- _SET TASK_: Every record should be written out exactly, please.

- _MATERIAL_:

↓↓↓

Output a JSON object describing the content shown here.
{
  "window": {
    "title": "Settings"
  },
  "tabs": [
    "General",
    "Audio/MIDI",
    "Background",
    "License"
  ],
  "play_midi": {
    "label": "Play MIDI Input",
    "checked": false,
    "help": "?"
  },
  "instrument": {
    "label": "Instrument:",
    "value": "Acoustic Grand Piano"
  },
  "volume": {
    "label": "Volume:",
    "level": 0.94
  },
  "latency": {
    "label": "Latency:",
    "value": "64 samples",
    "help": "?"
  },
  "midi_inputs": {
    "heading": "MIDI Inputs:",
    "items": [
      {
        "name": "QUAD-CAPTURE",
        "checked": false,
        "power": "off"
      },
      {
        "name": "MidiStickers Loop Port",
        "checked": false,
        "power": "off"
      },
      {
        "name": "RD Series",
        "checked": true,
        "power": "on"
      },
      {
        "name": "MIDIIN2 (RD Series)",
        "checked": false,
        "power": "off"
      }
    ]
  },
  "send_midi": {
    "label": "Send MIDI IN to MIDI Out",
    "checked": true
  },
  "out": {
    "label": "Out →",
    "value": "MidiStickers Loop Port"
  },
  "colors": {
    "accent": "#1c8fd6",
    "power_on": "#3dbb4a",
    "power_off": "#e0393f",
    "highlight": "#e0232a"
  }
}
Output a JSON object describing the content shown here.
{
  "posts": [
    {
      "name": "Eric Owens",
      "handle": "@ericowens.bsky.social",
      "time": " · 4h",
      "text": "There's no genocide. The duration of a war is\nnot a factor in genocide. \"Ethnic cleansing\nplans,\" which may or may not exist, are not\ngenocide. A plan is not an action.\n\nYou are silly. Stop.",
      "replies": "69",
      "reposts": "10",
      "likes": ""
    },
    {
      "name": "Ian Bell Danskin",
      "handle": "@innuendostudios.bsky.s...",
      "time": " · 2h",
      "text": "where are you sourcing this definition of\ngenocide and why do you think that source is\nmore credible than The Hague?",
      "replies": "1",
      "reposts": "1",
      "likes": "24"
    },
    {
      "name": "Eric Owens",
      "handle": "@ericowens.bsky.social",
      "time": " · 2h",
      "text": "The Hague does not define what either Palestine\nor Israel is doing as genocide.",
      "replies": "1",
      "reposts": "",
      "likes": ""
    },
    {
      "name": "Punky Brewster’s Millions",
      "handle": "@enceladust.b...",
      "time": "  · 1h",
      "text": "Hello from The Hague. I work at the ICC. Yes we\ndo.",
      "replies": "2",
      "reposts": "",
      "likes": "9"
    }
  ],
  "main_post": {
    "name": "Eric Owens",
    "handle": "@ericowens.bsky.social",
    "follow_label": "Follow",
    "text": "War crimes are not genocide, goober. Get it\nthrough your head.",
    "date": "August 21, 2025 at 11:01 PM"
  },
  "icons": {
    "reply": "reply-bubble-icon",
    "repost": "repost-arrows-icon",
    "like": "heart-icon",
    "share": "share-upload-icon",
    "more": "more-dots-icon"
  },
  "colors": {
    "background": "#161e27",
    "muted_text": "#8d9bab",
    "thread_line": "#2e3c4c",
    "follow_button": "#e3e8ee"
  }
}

↑↑↑

- _RESULT_:
Output a JSON object describing the content shown here.
{
  "window": {
    "title": "Settings"
  },
  "tabs": [
    "General",
    "Audio/MIDI",
    "Background",
    "License"
  ],
  "play_midi": {
    "label": "Play MIDI Input",
    "checked": false,
    "help": "?"
  },
  "instrument": {
    "label": "Instrument:",
    "value": "Acoustic Grand Piano"
  },
  "volume": {
    "label": "Volume:",
    "level": 0.94
  },
  "latency": {
    "label": "Latency:",
    "value": "64 samples",
    "help": "?"
  },
  "midi_inputs": {
    "heading": "MIDI Inputs:",
    "items": [
      {
        "name": "QUAD-CAPTURE",
        "checked": false,
        "power": "off"
      },
      {
        "name": "MidiStickers Loop Port",
        "checked": false,
        "power": "off"
      },
      {
        "name": "RD Series",
        "checked": true,
        "power": "on"
      },
      {
        "name": "MIDIIN2 (RD Series)",
        "checked": false,
        "power": "off"
      }
    ]
  },
  "send_midi": {
    "label": "Send MIDI IN to MIDI Out",
    "checked": true
  },
  "out": {
    "label": "Out →",
    "value": "MidiStickers Loop Port"
  },
  "colors": {
    "accent": "#1c8fd6",
    "power_on": "#3dbb4a",
    "power_off": "#e0393f",
    "highlight": "#e0232a"
  }
}
Output a JSON object describing the content shown here.
{
  "posts": [
    {
      "name": "Eric Owens",
      "handle": "@ericowens.bsky.social",
      "time": " · 4h",
      "text": "There's no genocide. The duration of a war is\nnot a factor in genocide. \"Ethnic cleansing\nplans,\" which may or may not exist, are not\ngenocide. A plan is not an action.\n\nYou are silly. Stop.",
      "replies": "69",
      "reposts": "10",
      "likes": ""
    },
    {
      "name": "Ian Bell Danskin",
      "handle": "@innuendostudios.bsky.s...",
      "time": " · 2h",
      "text": "where are you sourcing this definition of\ngenocide and why do you think that source is\nmore credible than The Hague?",
      "replies": "1",
      "reposts": "1",
      "likes": "24"
    },
    {
      "name": "Eric Owens",
      "handle": "@ericowens.bsky.social",
      "time": " · 2h",
      "text": "The Hague does not define what either Palestine\nor Israel is doing as genocide.",
      "replies": "1",
      "reposts": "",
      "likes": ""
    },
    {
      "name": "Punky Brewster’s Millions",
      "handle": "@enceladust.b...",
      "time": "  · 1h",
      "text": "Hello from The Hague. I work at the ICC. Yes we\ndo.",
      "replies": "2",
      "reposts": "",
      "likes": "9"
    }
  ],
  "main_post": {
    "name": "Eric Owens",
    "handle": "@ericowens.bsky.social",
    "follow_label": "Follow",
    "text": "War crimes are not genocide, goober. Get it\nthrough your head.",
    "date": "August 21, 2025 at 11:01 PM"
  },
  "icons": {
    "reply": "reply-bubble-icon",
    "repost": "repost-arrows-icon",
    "like": "heart-icon",
    "share": "share-upload-icon",
    "more": "more-dots-icon"
  },
  "colors": {
    "background": "#161e27",
    "muted_text": "#8d9bab",
    "thread_line": "#2e3c4c",
    "follow_button": "#e3e8ee"
  }
}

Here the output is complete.